▶ [Goal of the exercise] Please edit the data, beginning at its first line and stopping after the line that contains "verb-cell: drove: [281, 58, 335, 82]", by replacing "slide-canvas" with "slide-background" and keeping everything else unchanged.

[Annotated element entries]
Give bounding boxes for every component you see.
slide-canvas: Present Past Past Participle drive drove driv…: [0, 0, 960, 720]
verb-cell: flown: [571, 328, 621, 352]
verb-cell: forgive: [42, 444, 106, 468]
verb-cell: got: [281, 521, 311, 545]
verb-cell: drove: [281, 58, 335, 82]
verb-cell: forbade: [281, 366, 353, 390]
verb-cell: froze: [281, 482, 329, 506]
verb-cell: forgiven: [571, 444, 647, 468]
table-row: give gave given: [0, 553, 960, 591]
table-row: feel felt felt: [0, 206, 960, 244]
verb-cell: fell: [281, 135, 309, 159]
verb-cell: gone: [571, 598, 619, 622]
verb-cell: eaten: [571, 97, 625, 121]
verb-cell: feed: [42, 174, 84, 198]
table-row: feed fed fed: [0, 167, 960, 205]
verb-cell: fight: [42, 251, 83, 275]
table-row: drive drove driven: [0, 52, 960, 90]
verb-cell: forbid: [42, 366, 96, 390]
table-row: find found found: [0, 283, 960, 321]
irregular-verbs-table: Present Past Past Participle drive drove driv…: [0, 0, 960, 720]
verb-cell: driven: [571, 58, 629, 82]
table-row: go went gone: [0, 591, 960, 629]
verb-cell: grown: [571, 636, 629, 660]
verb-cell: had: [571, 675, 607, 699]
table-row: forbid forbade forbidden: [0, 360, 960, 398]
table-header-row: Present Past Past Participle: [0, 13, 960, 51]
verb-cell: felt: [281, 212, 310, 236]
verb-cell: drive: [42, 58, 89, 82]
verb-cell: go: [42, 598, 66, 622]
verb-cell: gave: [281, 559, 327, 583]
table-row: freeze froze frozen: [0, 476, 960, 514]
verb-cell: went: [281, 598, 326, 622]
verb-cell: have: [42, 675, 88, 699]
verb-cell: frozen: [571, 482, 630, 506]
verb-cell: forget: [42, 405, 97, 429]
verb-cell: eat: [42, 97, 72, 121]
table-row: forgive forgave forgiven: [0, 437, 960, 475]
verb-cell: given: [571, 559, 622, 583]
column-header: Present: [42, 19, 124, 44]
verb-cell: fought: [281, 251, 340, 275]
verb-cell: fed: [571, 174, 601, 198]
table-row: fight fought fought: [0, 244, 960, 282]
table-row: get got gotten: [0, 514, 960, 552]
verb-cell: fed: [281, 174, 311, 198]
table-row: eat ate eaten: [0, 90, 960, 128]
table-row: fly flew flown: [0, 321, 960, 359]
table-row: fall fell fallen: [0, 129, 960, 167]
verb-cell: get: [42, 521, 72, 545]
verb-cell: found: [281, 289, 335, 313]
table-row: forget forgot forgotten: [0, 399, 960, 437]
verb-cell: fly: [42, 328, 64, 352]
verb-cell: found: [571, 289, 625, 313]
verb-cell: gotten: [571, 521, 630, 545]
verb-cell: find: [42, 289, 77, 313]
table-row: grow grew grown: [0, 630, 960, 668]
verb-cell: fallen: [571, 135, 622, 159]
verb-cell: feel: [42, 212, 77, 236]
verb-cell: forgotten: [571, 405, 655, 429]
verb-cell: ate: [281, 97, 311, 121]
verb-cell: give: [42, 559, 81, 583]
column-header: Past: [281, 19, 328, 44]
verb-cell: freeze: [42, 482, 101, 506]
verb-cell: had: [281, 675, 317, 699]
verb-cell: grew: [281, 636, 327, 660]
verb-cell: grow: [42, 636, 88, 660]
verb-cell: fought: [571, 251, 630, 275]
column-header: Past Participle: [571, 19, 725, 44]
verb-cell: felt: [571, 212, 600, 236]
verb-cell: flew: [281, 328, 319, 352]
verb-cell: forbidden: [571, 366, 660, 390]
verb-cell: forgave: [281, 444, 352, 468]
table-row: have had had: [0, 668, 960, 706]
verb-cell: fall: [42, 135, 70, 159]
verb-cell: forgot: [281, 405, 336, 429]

▶ [Answer to the task]
Give bounding boxes for every component you see.
slide-background: Present Past Past Participle drive drove driv…: [0, 0, 960, 720]
verb-cell: flown: [571, 328, 621, 352]
verb-cell: forgive: [42, 444, 106, 468]
verb-cell: got: [281, 521, 311, 545]
verb-cell: drove: [281, 58, 335, 82]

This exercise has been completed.